• **Work instruction A**: Translate this sentence from the post about the facial scar below into Spanish: "He thinks it looks good and expects the dent will still continue to fill in as it heals further."
• **Work instruction B**: According to the post about the facial scar below, how long does the ENT insist the writer wait before having a scar revision?

I had a doctor visit this morning with the ENT who deals with the wound/scar on my face. He thinks it looks good and expects the dent will still continue to fill in as it heals further. I have to smile, because he is very concerned that I am going to head to the plastic surgeon's office too soon. He is adamant that I need to wait six months, if not a year, before having a scar revision done. He has told me that at least twice at each visit and at at least twice that today. He said "Now don't let any doctors talk you into letting them at that scar before six months. Don't let anyone talk you into a scar revision too early." I swore I wouldn't as I have sworn at each visit. I think he takes my questions about scarring to mean I am going to be hasty, which I am not. I ask about Mederma and other scar products because I want to do things that will help it heal the best and prettiest. Not because I am going to simply die if i don't get the scar removed pronto. I can deal with it. It doesn't even make my blood boil to look at it like it did a month ago. Now I am just annoyed with it when I look at it and manage to forget about it most of the rest of the time. I promise not to be hasty and get a scar revision before the scar matures.
Now the doc has never actually told me what the consequences would be if I did make an appt with the cosmetic surgeon tomorrow. If they 'revise' the scar tomorrow would I grow a third eye out of the hole in my cheek? I don't know. He has never said and I have never asked because I figured he would have an anxiety attack or something. But he can rest easy. I may not let him do the revision, though I am sure he is a fine ENT slash head and neck surgeon. I will probably decide to go to the most highly recommended cosmetic surgeon in the area. Not sure who that is, but I have at least six months to find out, right?
My Mom watched Jackson in the lobby of the doc's office and he got pretty upset when I left to go back into the exam room. Mom says he cried and yelled off and on the whole time and would cry, then visibly try to stop and wipe the tears out of his eyes like he was trying to be strong. When I came out, all the ladies in the office were up front talking to him and comforting him. He saw me and just about broke my heart when he said "Mama back. Mama not go to the hospital." Geez Louise I hate that he has to worry like that. I picked him up and told him that no, I wasn't going to the hospital. He was extra clingy for an hour or so, but some IHOP and a purple balloon helped lift his spirits.

• **Dataset content**:

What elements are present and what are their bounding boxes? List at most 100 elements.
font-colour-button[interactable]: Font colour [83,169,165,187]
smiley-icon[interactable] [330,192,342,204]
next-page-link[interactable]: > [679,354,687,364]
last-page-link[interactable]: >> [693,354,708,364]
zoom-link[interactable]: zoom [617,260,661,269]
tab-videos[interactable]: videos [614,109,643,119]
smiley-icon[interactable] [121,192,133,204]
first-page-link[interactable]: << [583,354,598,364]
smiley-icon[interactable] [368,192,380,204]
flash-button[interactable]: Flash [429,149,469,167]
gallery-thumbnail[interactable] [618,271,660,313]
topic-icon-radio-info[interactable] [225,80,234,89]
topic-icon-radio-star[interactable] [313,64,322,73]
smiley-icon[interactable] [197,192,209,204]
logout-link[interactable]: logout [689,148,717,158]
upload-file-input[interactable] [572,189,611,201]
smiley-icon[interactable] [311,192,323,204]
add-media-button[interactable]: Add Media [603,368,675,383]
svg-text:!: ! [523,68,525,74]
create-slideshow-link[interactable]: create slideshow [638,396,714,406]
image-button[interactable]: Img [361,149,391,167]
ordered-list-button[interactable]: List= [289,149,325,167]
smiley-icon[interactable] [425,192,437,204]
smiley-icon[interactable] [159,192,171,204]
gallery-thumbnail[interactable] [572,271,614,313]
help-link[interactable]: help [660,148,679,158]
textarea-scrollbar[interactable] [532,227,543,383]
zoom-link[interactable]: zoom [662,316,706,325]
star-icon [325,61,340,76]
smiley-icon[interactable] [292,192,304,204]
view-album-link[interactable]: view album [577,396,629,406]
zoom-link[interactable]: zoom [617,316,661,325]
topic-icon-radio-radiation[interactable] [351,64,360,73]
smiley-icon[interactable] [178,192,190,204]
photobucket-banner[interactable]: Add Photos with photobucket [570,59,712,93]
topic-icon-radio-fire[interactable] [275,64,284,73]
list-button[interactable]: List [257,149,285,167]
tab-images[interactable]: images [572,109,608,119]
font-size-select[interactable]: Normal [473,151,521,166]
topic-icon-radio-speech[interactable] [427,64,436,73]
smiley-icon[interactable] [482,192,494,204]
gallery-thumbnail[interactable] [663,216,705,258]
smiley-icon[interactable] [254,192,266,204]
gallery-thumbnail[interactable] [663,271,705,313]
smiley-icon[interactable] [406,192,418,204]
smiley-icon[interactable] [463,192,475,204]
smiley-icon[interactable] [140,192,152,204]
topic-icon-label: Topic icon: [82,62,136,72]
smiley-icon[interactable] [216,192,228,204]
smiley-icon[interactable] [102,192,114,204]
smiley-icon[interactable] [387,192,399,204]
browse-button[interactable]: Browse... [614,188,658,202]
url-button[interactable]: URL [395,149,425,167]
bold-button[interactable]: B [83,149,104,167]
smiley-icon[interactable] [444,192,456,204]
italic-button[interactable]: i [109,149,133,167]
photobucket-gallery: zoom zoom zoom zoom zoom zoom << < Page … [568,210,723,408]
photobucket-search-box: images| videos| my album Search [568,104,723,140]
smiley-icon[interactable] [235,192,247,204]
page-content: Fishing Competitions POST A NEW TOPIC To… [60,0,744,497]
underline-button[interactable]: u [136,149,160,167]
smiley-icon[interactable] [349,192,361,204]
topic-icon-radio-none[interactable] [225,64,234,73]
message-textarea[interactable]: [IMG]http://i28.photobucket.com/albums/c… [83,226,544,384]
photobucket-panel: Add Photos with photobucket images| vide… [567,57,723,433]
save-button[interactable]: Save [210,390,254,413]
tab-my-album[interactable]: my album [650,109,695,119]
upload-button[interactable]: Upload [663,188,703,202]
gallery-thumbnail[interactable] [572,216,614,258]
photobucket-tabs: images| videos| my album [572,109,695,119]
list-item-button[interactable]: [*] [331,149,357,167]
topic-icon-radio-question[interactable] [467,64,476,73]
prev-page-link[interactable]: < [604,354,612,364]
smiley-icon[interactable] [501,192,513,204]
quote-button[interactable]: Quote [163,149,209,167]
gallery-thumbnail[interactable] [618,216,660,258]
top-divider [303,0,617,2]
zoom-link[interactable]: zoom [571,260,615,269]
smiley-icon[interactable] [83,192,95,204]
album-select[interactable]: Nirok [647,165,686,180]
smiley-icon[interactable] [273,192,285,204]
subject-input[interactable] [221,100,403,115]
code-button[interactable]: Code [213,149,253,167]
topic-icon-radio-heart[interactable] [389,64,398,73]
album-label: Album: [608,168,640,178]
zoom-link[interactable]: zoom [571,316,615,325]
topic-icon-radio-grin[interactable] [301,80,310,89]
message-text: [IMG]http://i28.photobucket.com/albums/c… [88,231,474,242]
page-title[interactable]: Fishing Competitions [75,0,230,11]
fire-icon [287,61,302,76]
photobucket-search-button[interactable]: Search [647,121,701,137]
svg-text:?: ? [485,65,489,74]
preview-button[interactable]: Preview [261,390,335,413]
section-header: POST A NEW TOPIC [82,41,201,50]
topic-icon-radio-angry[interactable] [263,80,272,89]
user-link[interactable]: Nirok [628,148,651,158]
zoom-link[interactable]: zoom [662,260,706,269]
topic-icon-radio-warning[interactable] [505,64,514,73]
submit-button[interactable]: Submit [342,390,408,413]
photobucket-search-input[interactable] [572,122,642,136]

• **Exercise response A**: Él cree que se ve bien y espera que la hendidura siga rellenándose a medida que sane más.

• **Exercise response B**: Six months, if not a year.